▶ PROBLEM REQUIREMENTS
Leave out the pictures and return every entry exactly as it appears.

------------------------------------------------------------

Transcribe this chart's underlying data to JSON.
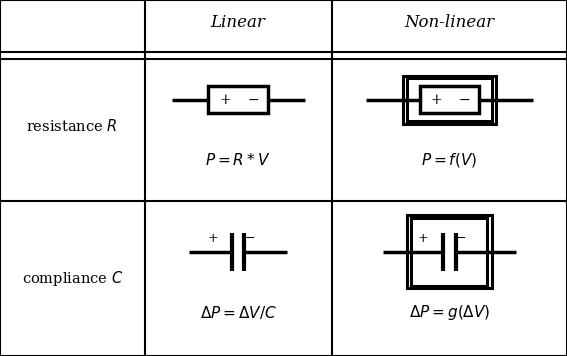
{
  "bg_color": "#ffffff",
  "line_color": "#000000",
  "col_labels": [
    "Linear",
    "Non-linear"
  ],
  "row_labels": [
    "resistance $R$",
    "compliance $C$"
  ],
  "formulas": {
    "res_linear": "$P=  R*V$",
    "res_nonlinear": "$P= f(V)$",
    "comp_linear": "$\\Delta P=  \\Delta V / C$",
    "comp_nonlinear": "$\\Delta P=  g(\\Delta V)$"
  },
  "col0": 0.0,
  "col1": 0.255,
  "col2": 0.585,
  "col3": 1.0,
  "row0": 1.0,
  "row1": 0.855,
  "row2": 0.435,
  "row3": 0.0,
  "lw_grid": 1.5,
  "lw_sym": 2.5,
  "lw_outer": 2.2,
  "lw_wire": 2.5
}
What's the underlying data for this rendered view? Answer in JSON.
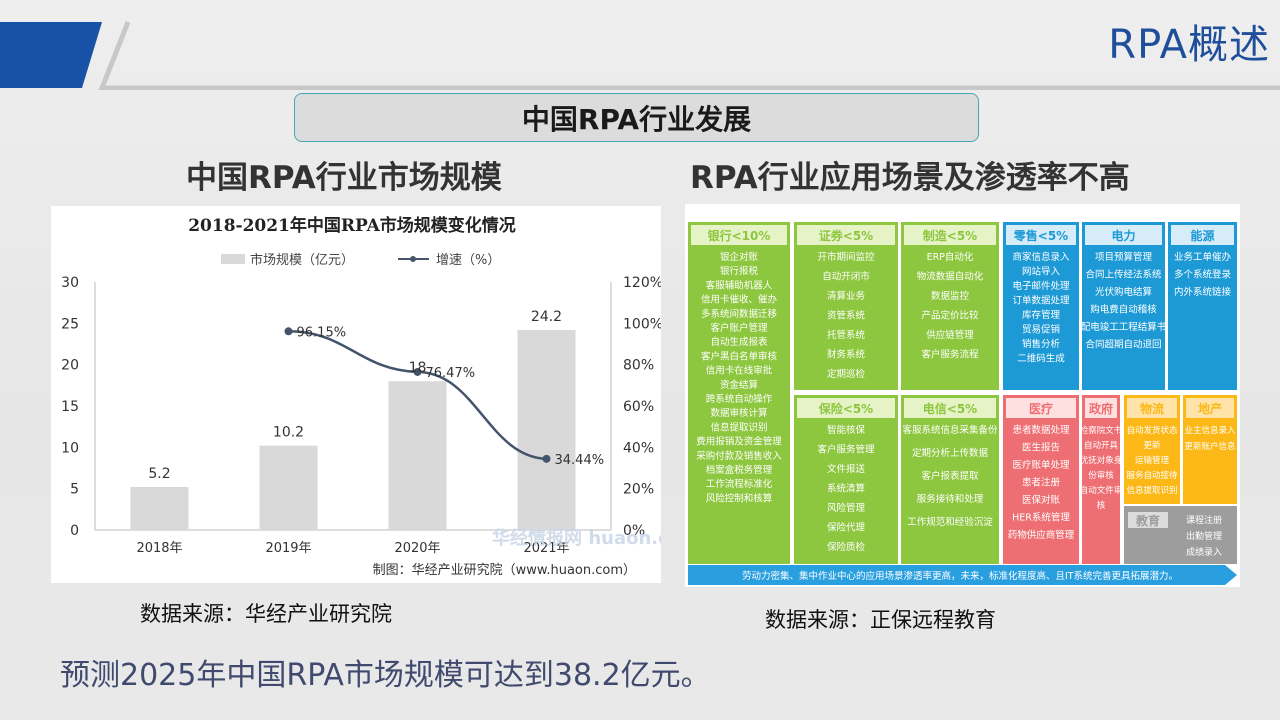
{
  "header": {
    "title": "RPA概述"
  },
  "section": {
    "label": "中国RPA行业发展"
  },
  "left": {
    "subtitle": "中国RPA行业市场规模",
    "source": "数据来源：华经产业研究院"
  },
  "right": {
    "subtitle": "RPA行业应用场景及渗透率不高",
    "source": "数据来源：正保远程教育"
  },
  "forecast": "预测2025年中国RPA市场规模可达到38.2亿元。",
  "chart_data": {
    "type": "bar",
    "title": "2018-2021年中国RPA市场规模变化情况",
    "categories": [
      "2018年",
      "2019年",
      "2020年",
      "2021年"
    ],
    "series": [
      {
        "name": "市场规模（亿元）",
        "type": "bar",
        "values": [
          5.2,
          10.2,
          18,
          24.2
        ],
        "labels": [
          "5.2",
          "10.2",
          "18",
          "24.2"
        ]
      },
      {
        "name": "增速（%）",
        "type": "line",
        "axis": "right",
        "values": [
          null,
          96.15,
          76.47,
          34.44
        ],
        "labels": [
          "",
          "96.15%",
          "76.47%",
          "34.44%"
        ]
      }
    ],
    "ylim": [
      0,
      30
    ],
    "yticks": [
      "0",
      "5",
      "10",
      "15",
      "20",
      "25",
      "30"
    ],
    "y2lim": [
      0,
      120
    ],
    "y2ticks": [
      "0%",
      "20%",
      "40%",
      "60%",
      "80%",
      "100%",
      "120%"
    ],
    "legend_position": "top-center",
    "credit": "制图：华经产业研究院（www.huaon.com）",
    "watermark": "华经情报网 huaon.com",
    "colors": {
      "bar": "#d9d9d9",
      "line": "#44546a"
    }
  },
  "scenarios": {
    "columns": [
      {
        "header": "银行<10%",
        "items": [
          "银企对账",
          "银行报税",
          "客服辅助机器人",
          "信用卡催收、催办",
          "多系统间数据迁移",
          "客户账户管理",
          "自动生成报表",
          "客户黑白名单审核",
          "信用卡在线审批",
          "资金结算",
          "跨系统自动操作",
          "数据审核计算",
          "信息提取识别",
          "费用报销及资金管理",
          "采购付款及销售收入",
          "档案盒税务管理",
          "工作流程标准化",
          "风险控制和核算"
        ]
      },
      {
        "header": "证券<5%",
        "items": [
          "开市期间监控",
          "自动开闭市",
          "清算业务",
          "资管系统",
          "托管系统",
          "财务系统",
          "定期巡检"
        ]
      },
      {
        "header": "制造<5%",
        "items": [
          "ERP自动化",
          "物流数据自动化",
          "数据监控",
          "产品定价比较",
          "供应链管理",
          "客户服务流程"
        ]
      },
      {
        "header": "保险<5%",
        "items": [
          "智能核保",
          "客户服务管理",
          "文件报送",
          "系统清算",
          "风险管理",
          "保险代理",
          "保险质检"
        ]
      },
      {
        "header": "电信<5%",
        "items": [
          "客服系统信息采集备份",
          "定期分析上传数据",
          "客户报表提取",
          "服务接待和处理",
          "工作规范和经验沉淀"
        ]
      },
      {
        "header": "零售<5%",
        "items": [
          "商家信息录入",
          "网站导入",
          "电子邮件处理",
          "订单数据处理",
          "库存管理",
          "贸易促销",
          "销售分析",
          "二维码生成"
        ]
      },
      {
        "header": "电力",
        "items": [
          "项目预算管理",
          "合同上传经法系统",
          "光伏购电结算",
          "购电费自动稽核",
          "配电竣工工程结算书",
          "合同超期自动退回"
        ]
      },
      {
        "header": "能源",
        "items": [
          "业务工单催办",
          "多个系统登录",
          "内外系统链接"
        ]
      },
      {
        "header": "医疗",
        "items": [
          "患者数据处理",
          "医生报告",
          "医疗账单处理",
          "患者注册",
          "医保对账",
          "HER系统管理",
          "药物供应商管理"
        ]
      },
      {
        "header": "政府",
        "items": [
          "检察院文书自动开具",
          "优抚对象身份审核",
          "自动文件审核"
        ]
      },
      {
        "header": "物流",
        "items": [
          "自动发货状态更新",
          "运输管理",
          "服务自动接待",
          "信息提取识别"
        ]
      },
      {
        "header": "地产",
        "items": [
          "业主信息录入",
          "更新账户信息"
        ]
      },
      {
        "header": "教育",
        "items": [
          "课程注册",
          "出勤管理",
          "成绩录入"
        ]
      }
    ],
    "footer": "劳动力密集、集中作业中心的应用场景渗透率更高，未来，标准化程度高、且IT系统完善更具拓展潜力。",
    "colors": {
      "green": "#8dc63f",
      "blue": "#1d9ad6",
      "red": "#ee6f73",
      "orange": "#fbb817",
      "gray": "#9d9d9d"
    }
  }
}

------------------------------------------------------------

▶ FULL RESPONSE
Transcribe this chart's underlying data to JSON.
{
  "bg_color": "#ffffff",
  "line_color": "#000000",
  "col_labels": [
    "Linear",
    "Non-linear"
  ],
  "row_labels": [
    "resistance $R$",
    "compliance $C$"
  ],
  "formulas": {
    "res_linear": "$P=  R*V$",
    "res_nonlinear": "$P= f(V)$",
    "comp_linear": "$\\Delta P=  \\Delta V / C$",
    "comp_nonlinear": "$\\Delta P=  g(\\Delta V)$"
  },
  "col0": 0.0,
  "col1": 0.255,
  "col2": 0.585,
  "col3": 1.0,
  "row0": 1.0,
  "row1": 0.855,
  "row2": 0.435,
  "row3": 0.0,
  "lw_grid": 1.5,
  "lw_sym": 2.5,
  "lw_outer": 2.2,
  "lw_wire": 2.5
}
What's the underlying data for this rendered view? Answer in JSON.
{
  "header": {
    "title": "RPA概述"
  },
  "section": {
    "label": "中国RPA行业发展"
  },
  "left": {
    "subtitle": "中国RPA行业市场规模",
    "source": "数据来源：华经产业研究院"
  },
  "right": {
    "subtitle": "RPA行业应用场景及渗透率不高",
    "source": "数据来源：正保远程教育"
  },
  "forecast": "预测2025年中国RPA市场规模可达到38.2亿元。",
  "chart_data": {
    "type": "bar",
    "title": "2018-2021年中国RPA市场规模变化情况",
    "categories": [
      "2018年",
      "2019年",
      "2020年",
      "2021年"
    ],
    "series": [
      {
        "name": "市场规模（亿元）",
        "type": "bar",
        "values": [
          5.2,
          10.2,
          18,
          24.2
        ],
        "labels": [
          "5.2",
          "10.2",
          "18",
          "24.2"
        ]
      },
      {
        "name": "增速（%）",
        "type": "line",
        "axis": "right",
        "values": [
          null,
          96.15,
          76.47,
          34.44
        ],
        "labels": [
          "",
          "96.15%",
          "76.47%",
          "34.44%"
        ]
      }
    ],
    "ylim": [
      0,
      30
    ],
    "yticks": [
      "0",
      "5",
      "10",
      "15",
      "20",
      "25",
      "30"
    ],
    "y2lim": [
      0,
      120
    ],
    "y2ticks": [
      "0%",
      "20%",
      "40%",
      "60%",
      "80%",
      "100%",
      "120%"
    ],
    "legend_position": "top-center",
    "credit": "制图：华经产业研究院（www.huaon.com）",
    "watermark": "华经情报网 huaon.com",
    "colors": {
      "bar": "#d9d9d9",
      "line": "#44546a"
    }
  },
  "scenarios": {
    "columns": [
      {
        "header": "银行<10%",
        "items": [
          "银企对账",
          "银行报税",
          "客服辅助机器人",
          "信用卡催收、催办",
          "多系统间数据迁移",
          "客户账户管理",
          "自动生成报表",
          "客户黑白名单审核",
          "信用卡在线审批",
          "资金结算",
          "跨系统自动操作",
          "数据审核计算",
          "信息提取识别",
          "费用报销及资金管理",
          "采购付款及销售收入",
          "档案盒税务管理",
          "工作流程标准化",
          "风险控制和核算"
        ]
      },
      {
        "header": "证券<5%",
        "items": [
          "开市期间监控",
          "自动开闭市",
          "清算业务",
          "资管系统",
          "托管系统",
          "财务系统",
          "定期巡检"
        ]
      },
      {
        "header": "制造<5%",
        "items": [
          "ERP自动化",
          "物流数据自动化",
          "数据监控",
          "产品定价比较",
          "供应链管理",
          "客户服务流程"
        ]
      },
      {
        "header": "保险<5%",
        "items": [
          "智能核保",
          "客户服务管理",
          "文件报送",
          "系统清算",
          "风险管理",
          "保险代理",
          "保险质检"
        ]
      },
      {
        "header": "电信<5%",
        "items": [
          "客服系统信息采集备份",
          "定期分析上传数据",
          "客户报表提取",
          "服务接待和处理",
          "工作规范和经验沉淀"
        ]
      },
      {
        "header": "零售<5%",
        "items": [
          "商家信息录入",
          "网站导入",
          "电子邮件处理",
          "订单数据处理",
          "库存管理",
          "贸易促销",
          "销售分析",
          "二维码生成"
        ]
      },
      {
        "header": "电力",
        "items": [
          "项目预算管理",
          "合同上传经法系统",
          "光伏购电结算",
          "购电费自动稽核",
          "配电竣工工程结算书",
          "合同超期自动退回"
        ]
      },
      {
        "header": "能源",
        "items": [
          "业务工单催办",
          "多个系统登录",
          "内外系统链接"
        ]
      },
      {
        "header": "医疗",
        "items": [
          "患者数据处理",
          "医生报告",
          "医疗账单处理",
          "患者注册",
          "医保对账",
          "HER系统管理",
          "药物供应商管理"
        ]
      },
      {
        "header": "政府",
        "items": [
          "检察院文书自动开具",
          "优抚对象身份审核",
          "自动文件审核"
        ]
      },
      {
        "header": "物流",
        "items": [
          "自动发货状态更新",
          "运输管理",
          "服务自动接待",
          "信息提取识别"
        ]
      },
      {
        "header": "地产",
        "items": [
          "业主信息录入",
          "更新账户信息"
        ]
      },
      {
        "header": "教育",
        "items": [
          "课程注册",
          "出勤管理",
          "成绩录入"
        ]
      }
    ],
    "footer": "劳动力密集、集中作业中心的应用场景渗透率更高，未来，标准化程度高、且IT系统完善更具拓展潜力。",
    "colors": {
      "green": "#8dc63f",
      "blue": "#1d9ad6",
      "red": "#ee6f73",
      "orange": "#fbb817",
      "gray": "#9d9d9d"
    }
  }
}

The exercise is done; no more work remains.